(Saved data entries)
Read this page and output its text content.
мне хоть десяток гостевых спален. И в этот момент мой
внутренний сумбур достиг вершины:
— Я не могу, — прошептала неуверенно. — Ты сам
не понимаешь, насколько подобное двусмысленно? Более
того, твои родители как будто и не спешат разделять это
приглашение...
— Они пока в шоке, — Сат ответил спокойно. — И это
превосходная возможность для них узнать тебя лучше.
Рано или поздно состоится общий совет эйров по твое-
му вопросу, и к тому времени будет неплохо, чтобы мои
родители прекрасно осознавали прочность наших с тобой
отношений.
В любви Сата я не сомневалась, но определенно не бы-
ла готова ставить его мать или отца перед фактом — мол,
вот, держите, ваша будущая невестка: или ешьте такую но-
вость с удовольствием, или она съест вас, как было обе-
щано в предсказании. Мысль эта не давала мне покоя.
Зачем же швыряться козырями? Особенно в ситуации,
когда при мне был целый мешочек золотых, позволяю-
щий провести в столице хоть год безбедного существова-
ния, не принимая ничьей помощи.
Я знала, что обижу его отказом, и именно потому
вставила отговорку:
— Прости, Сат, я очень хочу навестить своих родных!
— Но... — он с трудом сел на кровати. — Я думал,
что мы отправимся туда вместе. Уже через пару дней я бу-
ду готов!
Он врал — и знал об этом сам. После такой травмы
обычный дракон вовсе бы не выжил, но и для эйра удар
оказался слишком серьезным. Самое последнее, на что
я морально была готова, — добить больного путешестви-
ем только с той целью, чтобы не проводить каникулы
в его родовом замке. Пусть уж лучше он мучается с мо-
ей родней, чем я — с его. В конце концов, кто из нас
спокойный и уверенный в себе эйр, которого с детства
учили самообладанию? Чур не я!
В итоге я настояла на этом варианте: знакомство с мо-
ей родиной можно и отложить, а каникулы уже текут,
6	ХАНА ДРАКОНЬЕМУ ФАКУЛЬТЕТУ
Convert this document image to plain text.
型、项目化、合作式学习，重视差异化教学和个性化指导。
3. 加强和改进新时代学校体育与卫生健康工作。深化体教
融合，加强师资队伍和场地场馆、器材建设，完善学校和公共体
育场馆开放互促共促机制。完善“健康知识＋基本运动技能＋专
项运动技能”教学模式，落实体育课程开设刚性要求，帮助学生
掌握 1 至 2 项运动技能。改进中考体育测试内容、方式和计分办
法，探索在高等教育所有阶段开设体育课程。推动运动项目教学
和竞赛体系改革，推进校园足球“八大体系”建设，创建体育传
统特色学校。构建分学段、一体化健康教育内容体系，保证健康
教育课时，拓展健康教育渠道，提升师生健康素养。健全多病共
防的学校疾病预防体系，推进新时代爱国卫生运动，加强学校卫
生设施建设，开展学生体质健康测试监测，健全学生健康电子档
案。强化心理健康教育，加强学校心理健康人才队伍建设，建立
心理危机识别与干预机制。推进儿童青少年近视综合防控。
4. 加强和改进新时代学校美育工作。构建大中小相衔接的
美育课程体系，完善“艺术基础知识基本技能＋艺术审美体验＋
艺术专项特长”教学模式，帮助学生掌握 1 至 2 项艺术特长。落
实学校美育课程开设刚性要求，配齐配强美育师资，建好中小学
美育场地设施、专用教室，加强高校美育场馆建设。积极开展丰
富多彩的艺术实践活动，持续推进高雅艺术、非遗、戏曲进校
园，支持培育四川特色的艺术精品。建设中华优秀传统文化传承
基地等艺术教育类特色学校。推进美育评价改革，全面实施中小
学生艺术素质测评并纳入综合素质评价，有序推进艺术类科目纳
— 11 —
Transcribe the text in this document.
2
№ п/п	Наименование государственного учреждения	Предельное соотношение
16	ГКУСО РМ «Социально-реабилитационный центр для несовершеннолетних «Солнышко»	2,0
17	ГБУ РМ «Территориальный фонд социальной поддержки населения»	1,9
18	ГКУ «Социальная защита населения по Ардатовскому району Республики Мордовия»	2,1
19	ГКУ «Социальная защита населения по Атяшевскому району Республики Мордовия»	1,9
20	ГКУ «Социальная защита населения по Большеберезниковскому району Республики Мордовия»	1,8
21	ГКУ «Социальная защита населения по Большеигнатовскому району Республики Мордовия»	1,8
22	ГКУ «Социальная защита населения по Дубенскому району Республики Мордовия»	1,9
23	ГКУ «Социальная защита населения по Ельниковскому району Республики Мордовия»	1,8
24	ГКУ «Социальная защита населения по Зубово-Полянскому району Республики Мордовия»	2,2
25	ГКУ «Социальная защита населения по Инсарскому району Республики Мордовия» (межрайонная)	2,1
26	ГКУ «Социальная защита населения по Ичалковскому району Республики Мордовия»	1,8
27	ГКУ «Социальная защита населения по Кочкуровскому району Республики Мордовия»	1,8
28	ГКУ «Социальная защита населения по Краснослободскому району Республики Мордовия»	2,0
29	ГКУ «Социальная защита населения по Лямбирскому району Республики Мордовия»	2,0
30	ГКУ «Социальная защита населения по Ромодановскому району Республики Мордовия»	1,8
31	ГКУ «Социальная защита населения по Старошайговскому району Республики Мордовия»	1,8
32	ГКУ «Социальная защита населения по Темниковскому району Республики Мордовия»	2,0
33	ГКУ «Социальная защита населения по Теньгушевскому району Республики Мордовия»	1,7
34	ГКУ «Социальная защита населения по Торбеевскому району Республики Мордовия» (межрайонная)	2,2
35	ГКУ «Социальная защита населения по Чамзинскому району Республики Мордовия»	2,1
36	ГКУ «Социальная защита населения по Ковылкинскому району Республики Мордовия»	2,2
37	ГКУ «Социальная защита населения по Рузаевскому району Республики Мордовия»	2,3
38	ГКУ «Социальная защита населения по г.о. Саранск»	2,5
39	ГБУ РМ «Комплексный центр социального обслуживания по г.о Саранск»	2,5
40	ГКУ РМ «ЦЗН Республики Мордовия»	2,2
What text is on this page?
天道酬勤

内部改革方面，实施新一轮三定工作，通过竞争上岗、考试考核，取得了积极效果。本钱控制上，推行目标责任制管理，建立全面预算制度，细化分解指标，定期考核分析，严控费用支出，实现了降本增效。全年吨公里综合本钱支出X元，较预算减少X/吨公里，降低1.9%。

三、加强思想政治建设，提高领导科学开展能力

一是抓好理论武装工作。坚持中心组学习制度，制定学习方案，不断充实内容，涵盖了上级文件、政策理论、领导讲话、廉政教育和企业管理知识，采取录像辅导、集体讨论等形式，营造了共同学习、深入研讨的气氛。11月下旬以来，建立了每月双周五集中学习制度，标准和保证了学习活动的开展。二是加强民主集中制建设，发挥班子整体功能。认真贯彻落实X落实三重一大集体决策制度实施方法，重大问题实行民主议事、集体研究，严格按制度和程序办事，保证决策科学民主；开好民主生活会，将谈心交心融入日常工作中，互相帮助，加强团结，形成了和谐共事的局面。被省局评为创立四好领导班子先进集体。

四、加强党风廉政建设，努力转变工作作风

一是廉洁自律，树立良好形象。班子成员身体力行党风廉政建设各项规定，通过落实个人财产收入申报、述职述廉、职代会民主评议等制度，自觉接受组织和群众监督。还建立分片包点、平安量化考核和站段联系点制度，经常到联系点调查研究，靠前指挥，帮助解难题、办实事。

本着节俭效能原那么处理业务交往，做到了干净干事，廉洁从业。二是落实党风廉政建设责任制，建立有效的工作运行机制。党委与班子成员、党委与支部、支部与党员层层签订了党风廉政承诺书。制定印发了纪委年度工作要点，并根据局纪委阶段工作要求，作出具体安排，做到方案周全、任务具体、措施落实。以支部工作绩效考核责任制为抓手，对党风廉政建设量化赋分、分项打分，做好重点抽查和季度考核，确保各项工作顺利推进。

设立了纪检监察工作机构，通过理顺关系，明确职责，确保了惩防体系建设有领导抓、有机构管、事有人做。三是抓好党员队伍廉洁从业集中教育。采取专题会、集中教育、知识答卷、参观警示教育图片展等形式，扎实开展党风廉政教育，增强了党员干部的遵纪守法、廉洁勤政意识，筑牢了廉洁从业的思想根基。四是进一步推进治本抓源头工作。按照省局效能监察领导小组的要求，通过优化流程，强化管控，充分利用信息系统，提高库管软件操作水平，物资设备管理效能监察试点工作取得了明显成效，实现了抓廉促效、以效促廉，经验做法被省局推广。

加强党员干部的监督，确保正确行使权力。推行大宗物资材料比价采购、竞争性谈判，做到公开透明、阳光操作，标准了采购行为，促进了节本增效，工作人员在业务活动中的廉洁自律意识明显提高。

TASK GOAL: Where does the word "центр" appear? Return each line that holds it.

ANSWER BELOW:
16	ГКУСО РМ «Социально-реабилитационный центр для несовершеннолетних «Солнышко»	2,0
39	ГБУ РМ «Комплексный центр социального обслуживания по г.о Саранск»	2,5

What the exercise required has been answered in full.